### Directive
Write out each line that follows exactly as it stands, without the pictures.

### Data listing
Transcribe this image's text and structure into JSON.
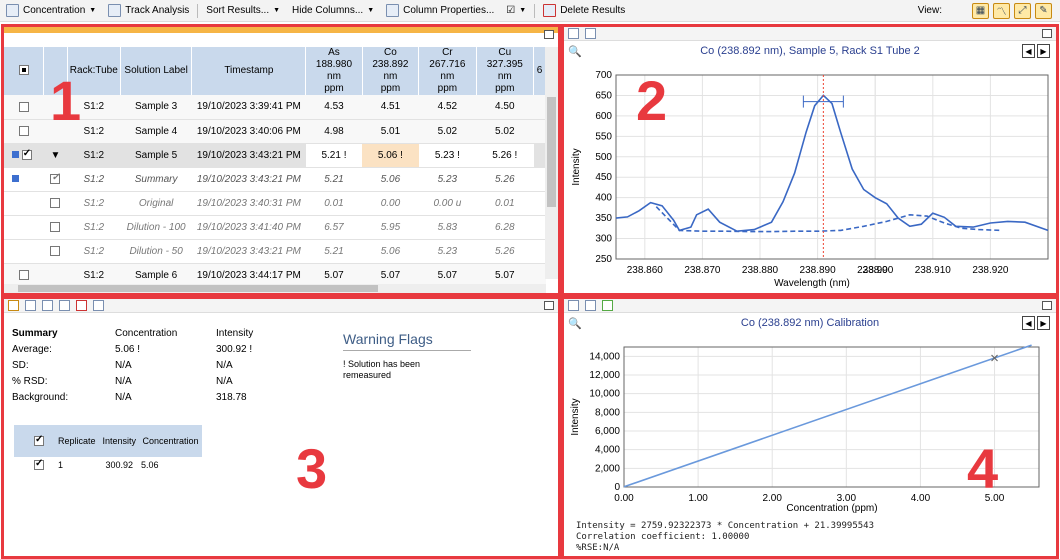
{
  "toolbar": {
    "concentration": "Concentration",
    "track": "Track Analysis",
    "sort": "Sort Results...",
    "hide": "Hide Columns...",
    "props": "Column Properties...",
    "delete": "Delete Results",
    "view": "View:"
  },
  "panels": {
    "p1": "1",
    "p2": "2",
    "p3": "3",
    "p4": "4"
  },
  "table": {
    "headers": {
      "rack": "Rack:Tube",
      "label": "Solution Label",
      "time": "Timestamp",
      "as": [
        "As",
        "188.980 nm",
        "ppm"
      ],
      "co": [
        "Co",
        "238.892 nm",
        "ppm"
      ],
      "cr": [
        "Cr",
        "267.716 nm",
        "ppm"
      ],
      "cu": [
        "Cu",
        "327.395 nm",
        "ppm"
      ],
      "more": "6"
    },
    "rows": [
      {
        "rack": "S1:2",
        "label": "Sample 3",
        "time": "19/10/2023 3:39:41 PM",
        "as": "4.53",
        "co": "4.51",
        "cr": "4.52",
        "cu": "4.50"
      },
      {
        "rack": "S1:2",
        "label": "Sample 4",
        "time": "19/10/2023 3:40:06 PM",
        "as": "4.98",
        "co": "5.01",
        "cr": "5.02",
        "cu": "5.02"
      },
      {
        "rack": "S1:2",
        "label": "Sample 5",
        "time": "19/10/2023 3:43:21 PM",
        "as": "5.21 !",
        "co": "5.06 !",
        "cr": "5.23 !",
        "cu": "5.26 !"
      },
      {
        "rack": "S1:2",
        "label": "Summary",
        "time": "19/10/2023 3:43:21 PM",
        "as": "5.21",
        "co": "5.06",
        "cr": "5.23",
        "cu": "5.26"
      },
      {
        "rack": "S1:2",
        "label": "Original",
        "time": "19/10/2023 3:40:31 PM",
        "as": "0.01",
        "co": "0.00",
        "cr": "0.00 u",
        "cu": "0.01"
      },
      {
        "rack": "S1:2",
        "label": "Dilution - 100",
        "time": "19/10/2023 3:41:40 PM",
        "as": "6.57",
        "co": "5.95",
        "cr": "5.83",
        "cu": "6.28"
      },
      {
        "rack": "S1:2",
        "label": "Dilution - 50",
        "time": "19/10/2023 3:43:21 PM",
        "as": "5.21",
        "co": "5.06",
        "cr": "5.23",
        "cu": "5.26"
      },
      {
        "rack": "S1:2",
        "label": "Sample 6",
        "time": "19/10/2023 3:44:17 PM",
        "as": "5.07",
        "co": "5.07",
        "cr": "5.07",
        "cu": "5.07"
      }
    ]
  },
  "spectrum": {
    "title": "Co (238.892 nm), Sample 5, Rack S1 Tube 2",
    "xlabel": "Wavelength (nm)",
    "ylabel": "Intensity"
  },
  "summary": {
    "header": [
      "Summary",
      "Concentration",
      "Intensity"
    ],
    "rows": [
      [
        "Average:",
        "5.06 !",
        "300.92 !"
      ],
      [
        "SD:",
        "N/A",
        "N/A"
      ],
      [
        "% RSD:",
        "N/A",
        "N/A"
      ],
      [
        "Background:",
        "N/A",
        "318.78"
      ]
    ],
    "warning_title": "Warning Flags",
    "warning_text": "! Solution has been remeasured",
    "replicate_headers": [
      "Replicate",
      "Intensity",
      "Concentration"
    ],
    "replicate_row": [
      "1",
      "300.92",
      "5.06"
    ]
  },
  "calibration": {
    "title": "Co (238.892 nm) Calibration",
    "xlabel": "Concentration (ppm)",
    "ylabel": "Intensity",
    "eq1": "Intensity = 2759.92322373 * Concentration + 21.39995543",
    "eq2": "Correlation coefficient: 1.00000",
    "eq3": "%RSE:N/A"
  },
  "chart_data": [
    {
      "type": "line",
      "title": "Co (238.892 nm), Sample 5, Rack S1 Tube 2",
      "xlabel": "Wavelength (nm)",
      "ylabel": "Intensity",
      "xlim": [
        238.855,
        238.93
      ],
      "ylim": [
        250,
        700
      ],
      "xticks": [
        "238.860",
        "238.870",
        "238.880",
        "238.890",
        "238.900",
        "238.910",
        "238.920",
        "238.9"
      ],
      "yticks": [
        "250",
        "300",
        "350",
        "400",
        "450",
        "500",
        "550",
        "600",
        "650",
        "700"
      ],
      "peak_marker_x": 238.891,
      "series": [
        {
          "style": "solid",
          "x": [
            238.855,
            238.857,
            238.859,
            238.861,
            238.863,
            238.865,
            238.866,
            238.868,
            238.869,
            238.871,
            238.873,
            238.876,
            238.879,
            238.882,
            238.884,
            238.886,
            238.888,
            238.8895,
            238.891,
            238.8925,
            238.894,
            238.896,
            238.898,
            238.9,
            238.902,
            238.904,
            238.906,
            238.908,
            238.91,
            238.912,
            238.914,
            238.917,
            238.92,
            238.923,
            238.926,
            238.93
          ],
          "y": [
            350,
            353,
            368,
            388,
            380,
            345,
            320,
            328,
            358,
            372,
            340,
            318,
            322,
            340,
            390,
            460,
            560,
            625,
            650,
            630,
            560,
            470,
            420,
            400,
            385,
            350,
            330,
            335,
            362,
            352,
            330,
            328,
            338,
            342,
            340,
            320
          ]
        },
        {
          "style": "dashed",
          "x": [
            238.862,
            238.866,
            238.87,
            238.874,
            238.878,
            238.882,
            238.886,
            238.89,
            238.894,
            238.898,
            238.902,
            238.906,
            238.909,
            238.912,
            238.915,
            238.918,
            238.922
          ],
          "y": [
            378,
            320,
            318,
            318,
            317,
            317,
            318,
            318,
            320,
            330,
            342,
            358,
            355,
            338,
            325,
            322,
            320
          ]
        }
      ]
    },
    {
      "type": "line",
      "title": "Co (238.892 nm) Calibration",
      "xlabel": "Concentration (ppm)",
      "ylabel": "Intensity",
      "xlim": [
        0,
        5.6
      ],
      "ylim": [
        0,
        15000
      ],
      "xticks": [
        "0.00",
        "1.00",
        "2.00",
        "3.00",
        "4.00",
        "5.00"
      ],
      "yticks": [
        "0",
        "2,000",
        "4,000",
        "6,000",
        "8,000",
        "10,000",
        "12,000",
        "14,000"
      ],
      "series": [
        {
          "style": "solid",
          "x": [
            0,
            5.5
          ],
          "y": [
            21.4,
            15200.96
          ]
        }
      ],
      "points": [
        {
          "x": 5.0,
          "y": 13821
        }
      ]
    }
  ]
}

### Full response
Transcribe this image's text and structure into JSON.
{
  "toolbar": {
    "concentration": "Concentration",
    "track": "Track Analysis",
    "sort": "Sort Results...",
    "hide": "Hide Columns...",
    "props": "Column Properties...",
    "delete": "Delete Results",
    "view": "View:"
  },
  "panels": {
    "p1": "1",
    "p2": "2",
    "p3": "3",
    "p4": "4"
  },
  "table": {
    "headers": {
      "rack": "Rack:Tube",
      "label": "Solution Label",
      "time": "Timestamp",
      "as": [
        "As",
        "188.980 nm",
        "ppm"
      ],
      "co": [
        "Co",
        "238.892 nm",
        "ppm"
      ],
      "cr": [
        "Cr",
        "267.716 nm",
        "ppm"
      ],
      "cu": [
        "Cu",
        "327.395 nm",
        "ppm"
      ],
      "more": "6"
    },
    "rows": [
      {
        "rack": "S1:2",
        "label": "Sample 3",
        "time": "19/10/2023 3:39:41 PM",
        "as": "4.53",
        "co": "4.51",
        "cr": "4.52",
        "cu": "4.50"
      },
      {
        "rack": "S1:2",
        "label": "Sample 4",
        "time": "19/10/2023 3:40:06 PM",
        "as": "4.98",
        "co": "5.01",
        "cr": "5.02",
        "cu": "5.02"
      },
      {
        "rack": "S1:2",
        "label": "Sample 5",
        "time": "19/10/2023 3:43:21 PM",
        "as": "5.21 !",
        "co": "5.06 !",
        "cr": "5.23 !",
        "cu": "5.26 !"
      },
      {
        "rack": "S1:2",
        "label": "Summary",
        "time": "19/10/2023 3:43:21 PM",
        "as": "5.21",
        "co": "5.06",
        "cr": "5.23",
        "cu": "5.26"
      },
      {
        "rack": "S1:2",
        "label": "Original",
        "time": "19/10/2023 3:40:31 PM",
        "as": "0.01",
        "co": "0.00",
        "cr": "0.00 u",
        "cu": "0.01"
      },
      {
        "rack": "S1:2",
        "label": "Dilution - 100",
        "time": "19/10/2023 3:41:40 PM",
        "as": "6.57",
        "co": "5.95",
        "cr": "5.83",
        "cu": "6.28"
      },
      {
        "rack": "S1:2",
        "label": "Dilution - 50",
        "time": "19/10/2023 3:43:21 PM",
        "as": "5.21",
        "co": "5.06",
        "cr": "5.23",
        "cu": "5.26"
      },
      {
        "rack": "S1:2",
        "label": "Sample 6",
        "time": "19/10/2023 3:44:17 PM",
        "as": "5.07",
        "co": "5.07",
        "cr": "5.07",
        "cu": "5.07"
      }
    ]
  },
  "spectrum": {
    "title": "Co (238.892 nm), Sample 5, Rack S1 Tube 2",
    "xlabel": "Wavelength (nm)",
    "ylabel": "Intensity"
  },
  "summary": {
    "header": [
      "Summary",
      "Concentration",
      "Intensity"
    ],
    "rows": [
      [
        "Average:",
        "5.06 !",
        "300.92 !"
      ],
      [
        "SD:",
        "N/A",
        "N/A"
      ],
      [
        "% RSD:",
        "N/A",
        "N/A"
      ],
      [
        "Background:",
        "N/A",
        "318.78"
      ]
    ],
    "warning_title": "Warning Flags",
    "warning_text": "! Solution has been remeasured",
    "replicate_headers": [
      "Replicate",
      "Intensity",
      "Concentration"
    ],
    "replicate_row": [
      "1",
      "300.92",
      "5.06"
    ]
  },
  "calibration": {
    "title": "Co (238.892 nm) Calibration",
    "xlabel": "Concentration (ppm)",
    "ylabel": "Intensity",
    "eq1": "Intensity = 2759.92322373 * Concentration + 21.39995543",
    "eq2": "Correlation coefficient: 1.00000",
    "eq3": "%RSE:N/A"
  },
  "chart_data": [
    {
      "type": "line",
      "title": "Co (238.892 nm), Sample 5, Rack S1 Tube 2",
      "xlabel": "Wavelength (nm)",
      "ylabel": "Intensity",
      "xlim": [
        238.855,
        238.93
      ],
      "ylim": [
        250,
        700
      ],
      "xticks": [
        "238.860",
        "238.870",
        "238.880",
        "238.890",
        "238.900",
        "238.910",
        "238.920",
        "238.9"
      ],
      "yticks": [
        "250",
        "300",
        "350",
        "400",
        "450",
        "500",
        "550",
        "600",
        "650",
        "700"
      ],
      "peak_marker_x": 238.891,
      "series": [
        {
          "style": "solid",
          "x": [
            238.855,
            238.857,
            238.859,
            238.861,
            238.863,
            238.865,
            238.866,
            238.868,
            238.869,
            238.871,
            238.873,
            238.876,
            238.879,
            238.882,
            238.884,
            238.886,
            238.888,
            238.8895,
            238.891,
            238.8925,
            238.894,
            238.896,
            238.898,
            238.9,
            238.902,
            238.904,
            238.906,
            238.908,
            238.91,
            238.912,
            238.914,
            238.917,
            238.92,
            238.923,
            238.926,
            238.93
          ],
          "y": [
            350,
            353,
            368,
            388,
            380,
            345,
            320,
            328,
            358,
            372,
            340,
            318,
            322,
            340,
            390,
            460,
            560,
            625,
            650,
            630,
            560,
            470,
            420,
            400,
            385,
            350,
            330,
            335,
            362,
            352,
            330,
            328,
            338,
            342,
            340,
            320
          ]
        },
        {
          "style": "dashed",
          "x": [
            238.862,
            238.866,
            238.87,
            238.874,
            238.878,
            238.882,
            238.886,
            238.89,
            238.894,
            238.898,
            238.902,
            238.906,
            238.909,
            238.912,
            238.915,
            238.918,
            238.922
          ],
          "y": [
            378,
            320,
            318,
            318,
            317,
            317,
            318,
            318,
            320,
            330,
            342,
            358,
            355,
            338,
            325,
            322,
            320
          ]
        }
      ]
    },
    {
      "type": "line",
      "title": "Co (238.892 nm) Calibration",
      "xlabel": "Concentration (ppm)",
      "ylabel": "Intensity",
      "xlim": [
        0,
        5.6
      ],
      "ylim": [
        0,
        15000
      ],
      "xticks": [
        "0.00",
        "1.00",
        "2.00",
        "3.00",
        "4.00",
        "5.00"
      ],
      "yticks": [
        "0",
        "2,000",
        "4,000",
        "6,000",
        "8,000",
        "10,000",
        "12,000",
        "14,000"
      ],
      "series": [
        {
          "style": "solid",
          "x": [
            0,
            5.5
          ],
          "y": [
            21.4,
            15200.96
          ]
        }
      ],
      "points": [
        {
          "x": 5.0,
          "y": 13821
        }
      ]
    }
  ]
}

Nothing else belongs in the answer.